Input:
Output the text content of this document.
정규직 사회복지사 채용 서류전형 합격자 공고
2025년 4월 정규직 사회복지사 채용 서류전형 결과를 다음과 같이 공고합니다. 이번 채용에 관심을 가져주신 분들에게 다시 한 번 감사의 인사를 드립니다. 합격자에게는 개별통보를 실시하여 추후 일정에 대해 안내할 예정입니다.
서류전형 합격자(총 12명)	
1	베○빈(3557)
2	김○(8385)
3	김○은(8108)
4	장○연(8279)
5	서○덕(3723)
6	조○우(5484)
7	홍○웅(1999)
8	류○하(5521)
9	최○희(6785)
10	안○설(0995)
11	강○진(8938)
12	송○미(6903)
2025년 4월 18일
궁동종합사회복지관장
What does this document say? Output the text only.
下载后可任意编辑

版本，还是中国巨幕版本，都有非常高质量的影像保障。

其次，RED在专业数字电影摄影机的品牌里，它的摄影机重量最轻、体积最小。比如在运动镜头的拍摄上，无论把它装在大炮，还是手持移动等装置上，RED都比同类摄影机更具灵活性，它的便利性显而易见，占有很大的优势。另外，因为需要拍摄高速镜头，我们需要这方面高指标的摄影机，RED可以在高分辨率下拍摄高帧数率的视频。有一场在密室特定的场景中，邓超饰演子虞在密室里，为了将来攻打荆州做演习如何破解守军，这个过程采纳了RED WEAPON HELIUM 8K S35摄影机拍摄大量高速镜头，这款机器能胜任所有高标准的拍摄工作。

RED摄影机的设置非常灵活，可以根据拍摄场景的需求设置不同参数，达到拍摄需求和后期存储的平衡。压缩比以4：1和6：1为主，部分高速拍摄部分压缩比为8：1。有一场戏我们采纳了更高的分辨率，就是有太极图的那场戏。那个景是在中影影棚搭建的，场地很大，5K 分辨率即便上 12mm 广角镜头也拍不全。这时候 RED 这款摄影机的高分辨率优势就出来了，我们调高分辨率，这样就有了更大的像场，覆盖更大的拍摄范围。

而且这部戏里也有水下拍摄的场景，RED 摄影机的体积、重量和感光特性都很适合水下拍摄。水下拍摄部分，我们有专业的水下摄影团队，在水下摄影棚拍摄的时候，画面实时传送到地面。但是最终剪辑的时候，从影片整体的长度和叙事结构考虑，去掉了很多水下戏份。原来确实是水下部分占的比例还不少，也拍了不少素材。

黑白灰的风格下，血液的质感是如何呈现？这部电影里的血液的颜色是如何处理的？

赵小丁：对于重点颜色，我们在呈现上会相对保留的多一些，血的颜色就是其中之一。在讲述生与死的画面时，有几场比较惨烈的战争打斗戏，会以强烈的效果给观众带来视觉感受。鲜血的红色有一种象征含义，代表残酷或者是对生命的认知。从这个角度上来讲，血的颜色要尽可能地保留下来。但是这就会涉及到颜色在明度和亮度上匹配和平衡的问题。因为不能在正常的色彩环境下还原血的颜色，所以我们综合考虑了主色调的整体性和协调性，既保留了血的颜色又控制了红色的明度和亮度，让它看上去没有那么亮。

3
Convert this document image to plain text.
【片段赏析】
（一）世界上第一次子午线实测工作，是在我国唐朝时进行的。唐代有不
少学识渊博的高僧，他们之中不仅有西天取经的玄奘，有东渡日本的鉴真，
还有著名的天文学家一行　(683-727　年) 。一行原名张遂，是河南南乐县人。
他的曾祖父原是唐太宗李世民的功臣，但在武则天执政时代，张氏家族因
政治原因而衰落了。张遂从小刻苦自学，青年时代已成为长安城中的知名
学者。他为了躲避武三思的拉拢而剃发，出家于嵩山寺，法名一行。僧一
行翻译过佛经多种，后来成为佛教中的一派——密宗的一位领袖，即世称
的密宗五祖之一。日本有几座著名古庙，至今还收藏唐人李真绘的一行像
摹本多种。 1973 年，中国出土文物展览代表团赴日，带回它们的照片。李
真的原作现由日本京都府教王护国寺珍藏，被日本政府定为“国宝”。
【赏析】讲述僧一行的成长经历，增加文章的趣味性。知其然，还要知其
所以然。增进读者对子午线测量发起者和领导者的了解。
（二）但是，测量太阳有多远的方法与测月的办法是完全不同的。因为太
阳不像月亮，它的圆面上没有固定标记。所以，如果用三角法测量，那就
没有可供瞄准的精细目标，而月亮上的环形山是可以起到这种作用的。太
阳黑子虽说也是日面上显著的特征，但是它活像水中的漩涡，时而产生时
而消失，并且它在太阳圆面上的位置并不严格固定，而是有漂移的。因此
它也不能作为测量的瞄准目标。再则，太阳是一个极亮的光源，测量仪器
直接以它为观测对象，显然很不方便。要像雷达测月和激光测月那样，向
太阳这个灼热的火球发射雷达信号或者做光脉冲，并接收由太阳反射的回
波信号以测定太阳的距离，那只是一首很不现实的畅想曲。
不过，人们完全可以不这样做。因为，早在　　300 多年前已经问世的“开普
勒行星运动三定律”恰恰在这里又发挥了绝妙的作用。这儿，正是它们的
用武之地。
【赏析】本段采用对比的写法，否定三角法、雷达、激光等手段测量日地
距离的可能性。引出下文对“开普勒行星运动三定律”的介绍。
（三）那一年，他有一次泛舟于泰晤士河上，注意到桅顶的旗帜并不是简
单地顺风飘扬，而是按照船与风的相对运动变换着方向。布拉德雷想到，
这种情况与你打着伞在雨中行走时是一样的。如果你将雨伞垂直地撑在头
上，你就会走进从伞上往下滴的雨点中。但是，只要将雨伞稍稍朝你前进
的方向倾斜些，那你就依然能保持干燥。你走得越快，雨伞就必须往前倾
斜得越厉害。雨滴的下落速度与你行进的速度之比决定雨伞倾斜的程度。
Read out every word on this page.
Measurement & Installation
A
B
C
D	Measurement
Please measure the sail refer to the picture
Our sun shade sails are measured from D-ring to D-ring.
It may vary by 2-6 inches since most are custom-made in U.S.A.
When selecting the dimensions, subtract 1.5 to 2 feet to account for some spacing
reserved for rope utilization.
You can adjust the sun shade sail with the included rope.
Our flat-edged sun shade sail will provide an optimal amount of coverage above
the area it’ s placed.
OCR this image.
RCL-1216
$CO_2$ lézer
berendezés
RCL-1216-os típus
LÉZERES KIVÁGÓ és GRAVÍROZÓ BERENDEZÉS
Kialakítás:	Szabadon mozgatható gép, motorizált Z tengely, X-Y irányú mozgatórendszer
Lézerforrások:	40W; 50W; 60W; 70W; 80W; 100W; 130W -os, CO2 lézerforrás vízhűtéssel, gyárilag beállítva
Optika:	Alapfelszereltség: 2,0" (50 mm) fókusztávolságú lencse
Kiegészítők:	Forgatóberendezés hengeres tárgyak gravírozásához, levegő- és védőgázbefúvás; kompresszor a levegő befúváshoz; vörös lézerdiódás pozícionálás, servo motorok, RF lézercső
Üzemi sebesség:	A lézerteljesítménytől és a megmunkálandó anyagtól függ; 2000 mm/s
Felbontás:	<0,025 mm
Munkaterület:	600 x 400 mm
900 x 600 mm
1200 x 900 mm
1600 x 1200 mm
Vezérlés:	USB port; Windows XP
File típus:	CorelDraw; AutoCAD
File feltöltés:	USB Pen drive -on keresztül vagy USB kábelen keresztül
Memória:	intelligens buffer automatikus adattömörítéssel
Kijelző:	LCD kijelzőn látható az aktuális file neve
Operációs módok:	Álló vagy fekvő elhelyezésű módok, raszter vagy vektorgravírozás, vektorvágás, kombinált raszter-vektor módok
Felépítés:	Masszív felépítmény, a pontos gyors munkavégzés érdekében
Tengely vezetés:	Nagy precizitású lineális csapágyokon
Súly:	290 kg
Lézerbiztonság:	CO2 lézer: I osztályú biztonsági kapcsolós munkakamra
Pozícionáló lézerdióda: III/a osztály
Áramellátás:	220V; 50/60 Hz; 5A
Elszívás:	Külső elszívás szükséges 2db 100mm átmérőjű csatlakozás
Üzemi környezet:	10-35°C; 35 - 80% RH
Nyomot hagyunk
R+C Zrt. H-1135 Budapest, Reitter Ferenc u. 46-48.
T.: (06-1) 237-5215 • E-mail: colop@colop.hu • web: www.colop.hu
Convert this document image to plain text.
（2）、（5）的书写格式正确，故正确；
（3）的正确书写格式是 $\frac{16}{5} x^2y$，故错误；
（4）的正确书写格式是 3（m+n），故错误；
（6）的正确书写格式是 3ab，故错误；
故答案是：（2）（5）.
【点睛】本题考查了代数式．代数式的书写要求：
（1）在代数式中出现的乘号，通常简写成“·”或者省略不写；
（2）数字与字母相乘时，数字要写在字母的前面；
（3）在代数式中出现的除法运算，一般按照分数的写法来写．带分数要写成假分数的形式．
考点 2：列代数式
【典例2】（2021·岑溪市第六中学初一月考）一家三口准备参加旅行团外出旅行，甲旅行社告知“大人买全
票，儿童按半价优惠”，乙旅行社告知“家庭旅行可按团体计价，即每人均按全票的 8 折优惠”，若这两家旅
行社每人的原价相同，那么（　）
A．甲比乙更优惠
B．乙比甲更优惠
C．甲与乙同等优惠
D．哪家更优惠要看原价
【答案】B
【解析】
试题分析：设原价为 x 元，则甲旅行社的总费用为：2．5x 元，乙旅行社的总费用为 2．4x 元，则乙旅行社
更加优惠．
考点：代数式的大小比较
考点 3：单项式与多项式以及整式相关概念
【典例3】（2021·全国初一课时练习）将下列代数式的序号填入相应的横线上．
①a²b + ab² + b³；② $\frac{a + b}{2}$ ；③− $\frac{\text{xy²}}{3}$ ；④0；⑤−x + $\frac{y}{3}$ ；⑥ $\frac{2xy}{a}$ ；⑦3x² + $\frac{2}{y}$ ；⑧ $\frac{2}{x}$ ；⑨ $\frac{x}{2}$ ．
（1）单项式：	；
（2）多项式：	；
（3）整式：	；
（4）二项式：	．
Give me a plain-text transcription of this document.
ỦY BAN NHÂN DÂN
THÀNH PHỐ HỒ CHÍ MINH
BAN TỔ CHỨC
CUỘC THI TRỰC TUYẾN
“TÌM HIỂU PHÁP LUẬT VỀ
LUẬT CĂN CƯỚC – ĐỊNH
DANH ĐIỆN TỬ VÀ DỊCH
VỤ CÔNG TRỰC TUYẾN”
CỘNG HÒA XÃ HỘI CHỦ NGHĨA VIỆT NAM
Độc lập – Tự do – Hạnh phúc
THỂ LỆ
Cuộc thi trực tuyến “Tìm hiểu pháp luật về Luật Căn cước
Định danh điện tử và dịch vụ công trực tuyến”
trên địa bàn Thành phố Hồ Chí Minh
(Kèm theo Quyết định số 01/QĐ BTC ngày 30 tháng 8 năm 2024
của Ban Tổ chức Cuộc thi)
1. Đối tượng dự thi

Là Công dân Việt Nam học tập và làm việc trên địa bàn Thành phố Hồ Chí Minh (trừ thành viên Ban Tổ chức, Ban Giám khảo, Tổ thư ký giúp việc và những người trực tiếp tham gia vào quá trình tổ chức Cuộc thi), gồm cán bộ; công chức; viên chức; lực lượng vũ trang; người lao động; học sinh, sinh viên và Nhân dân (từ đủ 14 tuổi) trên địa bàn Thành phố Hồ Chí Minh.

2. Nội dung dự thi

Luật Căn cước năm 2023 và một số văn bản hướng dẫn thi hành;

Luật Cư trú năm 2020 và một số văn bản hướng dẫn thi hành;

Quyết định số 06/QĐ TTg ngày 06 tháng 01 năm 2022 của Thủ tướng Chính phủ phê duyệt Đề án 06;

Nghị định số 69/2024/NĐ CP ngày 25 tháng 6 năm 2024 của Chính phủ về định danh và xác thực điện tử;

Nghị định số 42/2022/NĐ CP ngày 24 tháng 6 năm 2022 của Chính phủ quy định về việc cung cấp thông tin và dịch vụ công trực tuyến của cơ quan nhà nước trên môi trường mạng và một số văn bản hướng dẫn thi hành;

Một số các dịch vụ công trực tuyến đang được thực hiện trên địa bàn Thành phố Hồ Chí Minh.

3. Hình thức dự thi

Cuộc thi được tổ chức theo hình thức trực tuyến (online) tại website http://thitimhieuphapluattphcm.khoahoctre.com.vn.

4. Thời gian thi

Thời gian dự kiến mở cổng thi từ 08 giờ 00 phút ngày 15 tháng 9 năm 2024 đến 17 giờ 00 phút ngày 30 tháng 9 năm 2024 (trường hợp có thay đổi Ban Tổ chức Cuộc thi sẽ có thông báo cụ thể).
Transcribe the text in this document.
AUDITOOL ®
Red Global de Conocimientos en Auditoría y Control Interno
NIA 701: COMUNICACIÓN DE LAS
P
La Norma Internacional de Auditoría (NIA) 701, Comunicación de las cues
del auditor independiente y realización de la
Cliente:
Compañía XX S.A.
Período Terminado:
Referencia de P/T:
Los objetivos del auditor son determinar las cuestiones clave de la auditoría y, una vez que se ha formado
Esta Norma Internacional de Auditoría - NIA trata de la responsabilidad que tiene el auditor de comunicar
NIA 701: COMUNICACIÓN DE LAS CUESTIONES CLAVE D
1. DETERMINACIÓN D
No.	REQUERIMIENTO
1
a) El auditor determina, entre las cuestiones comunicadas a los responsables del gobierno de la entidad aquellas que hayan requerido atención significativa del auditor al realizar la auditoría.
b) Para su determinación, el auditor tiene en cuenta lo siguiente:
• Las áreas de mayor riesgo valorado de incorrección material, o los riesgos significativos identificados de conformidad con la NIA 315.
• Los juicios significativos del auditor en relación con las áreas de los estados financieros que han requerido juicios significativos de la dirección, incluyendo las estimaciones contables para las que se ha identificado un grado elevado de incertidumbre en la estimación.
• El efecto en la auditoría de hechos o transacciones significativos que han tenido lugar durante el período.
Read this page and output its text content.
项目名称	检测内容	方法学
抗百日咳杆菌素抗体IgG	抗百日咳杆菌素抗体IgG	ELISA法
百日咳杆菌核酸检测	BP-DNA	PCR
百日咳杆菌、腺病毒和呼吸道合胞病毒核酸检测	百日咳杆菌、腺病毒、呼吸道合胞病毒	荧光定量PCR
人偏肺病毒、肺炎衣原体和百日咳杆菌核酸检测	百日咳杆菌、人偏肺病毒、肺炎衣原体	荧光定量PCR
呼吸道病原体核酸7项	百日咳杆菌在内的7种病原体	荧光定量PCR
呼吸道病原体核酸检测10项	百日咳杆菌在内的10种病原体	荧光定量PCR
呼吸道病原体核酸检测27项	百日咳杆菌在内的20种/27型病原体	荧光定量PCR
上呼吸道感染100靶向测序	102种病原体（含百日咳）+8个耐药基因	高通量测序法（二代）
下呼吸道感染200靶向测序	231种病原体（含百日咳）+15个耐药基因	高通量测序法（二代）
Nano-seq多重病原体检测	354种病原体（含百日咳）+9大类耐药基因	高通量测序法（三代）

What you will do: Identify lines with the string "trên". Copy each one.

The solution:
trên địa bàn Thành phố Hồ Chí Minh
Là Công dân Việt Nam học tập và làm việc trên địa bàn Thành phố Hồ Chí Minh (trừ thành viên Ban Tổ chức, Ban Giám khảo, Tổ thư ký giúp việc và những người trực tiếp tham gia vào quá trình tổ chức Cuộc thi), gồm cán bộ; công chức; viên chức; lực lượng vũ trang; người lao động; học sinh, sinh viên và Nhân dân (từ đủ 14 tuổi) trên địa bàn Thành phố Hồ Chí Minh.
Nghị định số 42/2022/NĐ CP ngày 24 tháng 6 năm 2022 của Chính phủ quy định về việc cung cấp thông tin và dịch vụ công trực tuyến của cơ quan nhà nước trên môi trường mạng và một số văn bản hướng dẫn thi hành;
Một số các dịch vụ công trực tuyến đang được thực hiện trên địa bàn Thành phố Hồ Chí Minh.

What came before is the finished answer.